(Task instructions)
Output every line of the material exactly, omitting images.

-- start Records to use --

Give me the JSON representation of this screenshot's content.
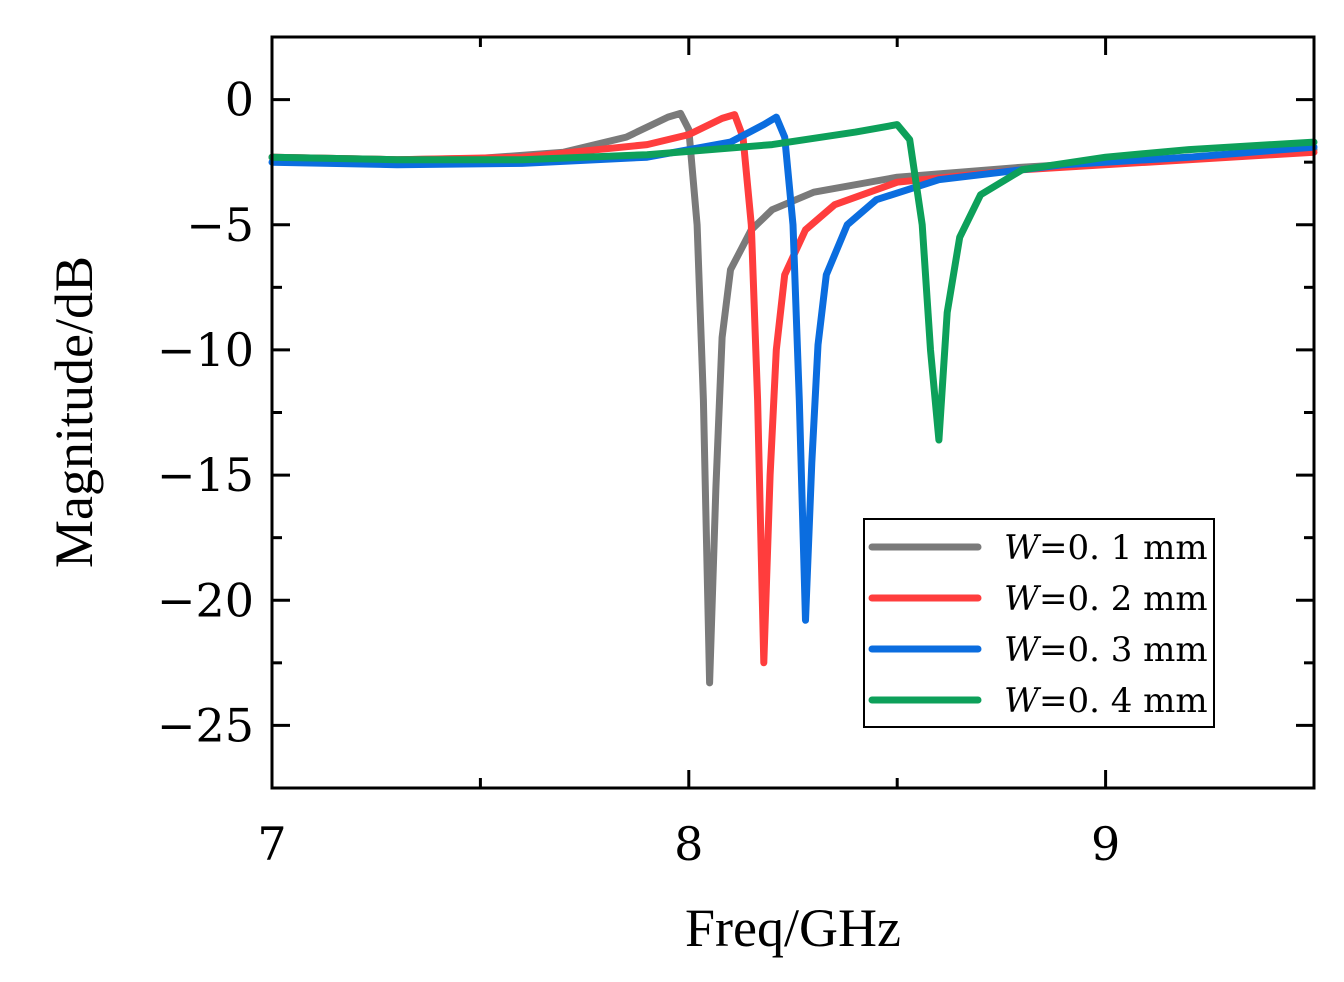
{
  "chart_data": {
    "type": "line",
    "title": "",
    "xlabel": "Freq/GHz",
    "ylabel": "Magnitude/dB",
    "xlim": [
      7,
      9.5
    ],
    "ylim": [
      -27.5,
      2.5
    ],
    "xticks": [
      7,
      8,
      9
    ],
    "xtick_labels": [
      "7",
      "8",
      "9"
    ],
    "yticks": [
      0,
      -5,
      -10,
      -15,
      -20,
      -25
    ],
    "ytick_labels": [
      "0",
      "−5",
      "−10",
      "−15",
      "−20",
      "−25"
    ],
    "grid": false,
    "legend_position": "lower-right",
    "series": [
      {
        "name": "W=0.1 mm",
        "var": "W",
        "label": "=0. 1  mm",
        "color": "#7a7a7a",
        "x": [
          7.0,
          7.3,
          7.5,
          7.7,
          7.85,
          7.95,
          7.98,
          8.0,
          8.02,
          8.035,
          8.05,
          8.065,
          8.08,
          8.1,
          8.15,
          8.2,
          8.3,
          8.5,
          8.8,
          9.1,
          9.5
        ],
        "y": [
          -2.3,
          -2.4,
          -2.35,
          -2.1,
          -1.5,
          -0.7,
          -0.55,
          -1.2,
          -5.0,
          -12.0,
          -23.3,
          -15.5,
          -9.5,
          -6.8,
          -5.2,
          -4.4,
          -3.7,
          -3.1,
          -2.7,
          -2.4,
          -2.0
        ]
      },
      {
        "name": "W=0.2 mm",
        "var": "W",
        "label": "=0. 2  mm",
        "color": "#ff3d3d",
        "x": [
          7.0,
          7.3,
          7.6,
          7.9,
          8.0,
          8.08,
          8.11,
          8.13,
          8.15,
          8.165,
          8.18,
          8.195,
          8.21,
          8.23,
          8.28,
          8.35,
          8.5,
          8.8,
          9.1,
          9.5
        ],
        "y": [
          -2.3,
          -2.4,
          -2.3,
          -1.8,
          -1.4,
          -0.75,
          -0.6,
          -1.5,
          -5.0,
          -12.0,
          -22.5,
          -15.0,
          -10.0,
          -7.0,
          -5.2,
          -4.2,
          -3.3,
          -2.8,
          -2.5,
          -2.1
        ]
      },
      {
        "name": "W=0.3 mm",
        "var": "W",
        "label": "=0. 3  mm",
        "color": "#0b6ddf",
        "x": [
          7.0,
          7.3,
          7.6,
          7.9,
          8.1,
          8.18,
          8.21,
          8.23,
          8.25,
          8.265,
          8.28,
          8.295,
          8.31,
          8.33,
          8.38,
          8.45,
          8.6,
          8.9,
          9.2,
          9.5
        ],
        "y": [
          -2.5,
          -2.6,
          -2.55,
          -2.3,
          -1.7,
          -1.0,
          -0.7,
          -1.5,
          -5.0,
          -12.0,
          -20.8,
          -14.5,
          -9.8,
          -7.0,
          -5.0,
          -4.0,
          -3.2,
          -2.6,
          -2.3,
          -1.9
        ]
      },
      {
        "name": "W=0.4 mm",
        "var": "W",
        "label": "=0. 4  mm",
        "color": "#0da05a",
        "x": [
          7.0,
          7.3,
          7.6,
          7.9,
          8.2,
          8.4,
          8.5,
          8.53,
          8.56,
          8.58,
          8.6,
          8.62,
          8.65,
          8.7,
          8.8,
          9.0,
          9.2,
          9.5
        ],
        "y": [
          -2.3,
          -2.4,
          -2.4,
          -2.2,
          -1.8,
          -1.3,
          -1.0,
          -1.6,
          -5.0,
          -10.0,
          -13.6,
          -8.5,
          -5.5,
          -3.8,
          -2.8,
          -2.3,
          -2.0,
          -1.7
        ]
      }
    ]
  }
}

-- end Records to use --

(Solved problem)
Give me the JSON representation of this screenshot's content.
{
  "chart_data": {
    "type": "line",
    "title": "",
    "xlabel": "Freq/GHz",
    "ylabel": "Magnitude/dB",
    "xlim": [
      7,
      9.5
    ],
    "ylim": [
      -27.5,
      2.5
    ],
    "xticks": [
      7,
      8,
      9
    ],
    "xtick_labels": [
      "7",
      "8",
      "9"
    ],
    "yticks": [
      0,
      -5,
      -10,
      -15,
      -20,
      -25
    ],
    "ytick_labels": [
      "0",
      "−5",
      "−10",
      "−15",
      "−20",
      "−25"
    ],
    "grid": false,
    "legend_position": "lower-right",
    "series": [
      {
        "name": "W=0.1 mm",
        "var": "W",
        "label": "=0. 1  mm",
        "color": "#7a7a7a",
        "x": [
          7.0,
          7.3,
          7.5,
          7.7,
          7.85,
          7.95,
          7.98,
          8.0,
          8.02,
          8.035,
          8.05,
          8.065,
          8.08,
          8.1,
          8.15,
          8.2,
          8.3,
          8.5,
          8.8,
          9.1,
          9.5
        ],
        "y": [
          -2.3,
          -2.4,
          -2.35,
          -2.1,
          -1.5,
          -0.7,
          -0.55,
          -1.2,
          -5.0,
          -12.0,
          -23.3,
          -15.5,
          -9.5,
          -6.8,
          -5.2,
          -4.4,
          -3.7,
          -3.1,
          -2.7,
          -2.4,
          -2.0
        ]
      },
      {
        "name": "W=0.2 mm",
        "var": "W",
        "label": "=0. 2  mm",
        "color": "#ff3d3d",
        "x": [
          7.0,
          7.3,
          7.6,
          7.9,
          8.0,
          8.08,
          8.11,
          8.13,
          8.15,
          8.165,
          8.18,
          8.195,
          8.21,
          8.23,
          8.28,
          8.35,
          8.5,
          8.8,
          9.1,
          9.5
        ],
        "y": [
          -2.3,
          -2.4,
          -2.3,
          -1.8,
          -1.4,
          -0.75,
          -0.6,
          -1.5,
          -5.0,
          -12.0,
          -22.5,
          -15.0,
          -10.0,
          -7.0,
          -5.2,
          -4.2,
          -3.3,
          -2.8,
          -2.5,
          -2.1
        ]
      },
      {
        "name": "W=0.3 mm",
        "var": "W",
        "label": "=0. 3  mm",
        "color": "#0b6ddf",
        "x": [
          7.0,
          7.3,
          7.6,
          7.9,
          8.1,
          8.18,
          8.21,
          8.23,
          8.25,
          8.265,
          8.28,
          8.295,
          8.31,
          8.33,
          8.38,
          8.45,
          8.6,
          8.9,
          9.2,
          9.5
        ],
        "y": [
          -2.5,
          -2.6,
          -2.55,
          -2.3,
          -1.7,
          -1.0,
          -0.7,
          -1.5,
          -5.0,
          -12.0,
          -20.8,
          -14.5,
          -9.8,
          -7.0,
          -5.0,
          -4.0,
          -3.2,
          -2.6,
          -2.3,
          -1.9
        ]
      },
      {
        "name": "W=0.4 mm",
        "var": "W",
        "label": "=0. 4  mm",
        "color": "#0da05a",
        "x": [
          7.0,
          7.3,
          7.6,
          7.9,
          8.2,
          8.4,
          8.5,
          8.53,
          8.56,
          8.58,
          8.6,
          8.62,
          8.65,
          8.7,
          8.8,
          9.0,
          9.2,
          9.5
        ],
        "y": [
          -2.3,
          -2.4,
          -2.4,
          -2.2,
          -1.8,
          -1.3,
          -1.0,
          -1.6,
          -5.0,
          -10.0,
          -13.6,
          -8.5,
          -5.5,
          -3.8,
          -2.8,
          -2.3,
          -2.0,
          -1.7
        ]
      }
    ]
  }
}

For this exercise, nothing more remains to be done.